▸ GOAL: Scan the entries below for the word "Duplicate". Copy each line that has it.

▸ RAW RECORDS:
========================

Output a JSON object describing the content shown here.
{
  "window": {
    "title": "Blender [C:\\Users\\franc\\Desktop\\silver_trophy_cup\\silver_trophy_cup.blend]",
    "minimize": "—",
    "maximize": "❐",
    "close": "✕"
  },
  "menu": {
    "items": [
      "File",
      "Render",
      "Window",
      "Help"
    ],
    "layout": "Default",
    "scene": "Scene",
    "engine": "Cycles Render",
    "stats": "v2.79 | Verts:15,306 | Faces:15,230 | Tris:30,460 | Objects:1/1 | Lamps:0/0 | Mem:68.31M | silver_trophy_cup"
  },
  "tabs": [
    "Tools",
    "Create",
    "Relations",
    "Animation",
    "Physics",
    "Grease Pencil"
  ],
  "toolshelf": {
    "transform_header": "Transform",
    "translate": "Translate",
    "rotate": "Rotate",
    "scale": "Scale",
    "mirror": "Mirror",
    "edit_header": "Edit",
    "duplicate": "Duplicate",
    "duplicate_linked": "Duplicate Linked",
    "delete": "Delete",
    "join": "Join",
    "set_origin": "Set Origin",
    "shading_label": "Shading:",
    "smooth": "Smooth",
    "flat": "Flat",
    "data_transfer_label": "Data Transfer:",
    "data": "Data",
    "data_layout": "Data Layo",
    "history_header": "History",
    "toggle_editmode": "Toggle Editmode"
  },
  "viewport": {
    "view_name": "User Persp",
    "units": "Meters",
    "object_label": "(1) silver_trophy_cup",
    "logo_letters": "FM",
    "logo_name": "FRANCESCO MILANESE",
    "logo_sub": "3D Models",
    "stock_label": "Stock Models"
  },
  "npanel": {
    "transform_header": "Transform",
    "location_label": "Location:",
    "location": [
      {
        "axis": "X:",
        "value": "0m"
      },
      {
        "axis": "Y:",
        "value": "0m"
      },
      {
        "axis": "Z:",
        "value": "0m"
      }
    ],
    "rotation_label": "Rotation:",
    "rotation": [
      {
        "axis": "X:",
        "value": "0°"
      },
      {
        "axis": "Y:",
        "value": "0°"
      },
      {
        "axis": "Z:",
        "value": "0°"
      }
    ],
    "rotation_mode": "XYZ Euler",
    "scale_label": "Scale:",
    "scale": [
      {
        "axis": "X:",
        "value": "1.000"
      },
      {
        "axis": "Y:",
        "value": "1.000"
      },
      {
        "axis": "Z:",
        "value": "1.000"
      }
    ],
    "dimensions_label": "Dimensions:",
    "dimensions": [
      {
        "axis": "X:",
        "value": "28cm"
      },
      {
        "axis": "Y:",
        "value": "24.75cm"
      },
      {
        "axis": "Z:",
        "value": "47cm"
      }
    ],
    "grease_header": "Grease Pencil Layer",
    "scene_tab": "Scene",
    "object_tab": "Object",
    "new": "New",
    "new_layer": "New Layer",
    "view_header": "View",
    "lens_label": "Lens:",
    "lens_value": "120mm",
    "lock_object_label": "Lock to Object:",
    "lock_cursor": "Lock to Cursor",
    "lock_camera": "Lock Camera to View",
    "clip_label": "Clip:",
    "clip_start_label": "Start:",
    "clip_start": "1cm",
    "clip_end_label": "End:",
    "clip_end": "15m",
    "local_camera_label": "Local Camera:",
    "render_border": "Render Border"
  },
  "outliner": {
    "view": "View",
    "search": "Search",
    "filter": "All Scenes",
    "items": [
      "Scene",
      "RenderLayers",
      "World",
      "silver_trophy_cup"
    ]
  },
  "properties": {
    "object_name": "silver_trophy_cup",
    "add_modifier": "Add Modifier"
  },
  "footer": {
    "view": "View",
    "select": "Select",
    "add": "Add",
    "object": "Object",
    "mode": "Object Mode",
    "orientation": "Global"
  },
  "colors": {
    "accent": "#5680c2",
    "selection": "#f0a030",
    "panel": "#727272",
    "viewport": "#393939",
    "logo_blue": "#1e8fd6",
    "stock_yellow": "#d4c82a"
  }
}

========================

▸ EXERCISE RESPONSE:
    "duplicate": "Duplicate",
    "duplicate_linked": "Duplicate Linked",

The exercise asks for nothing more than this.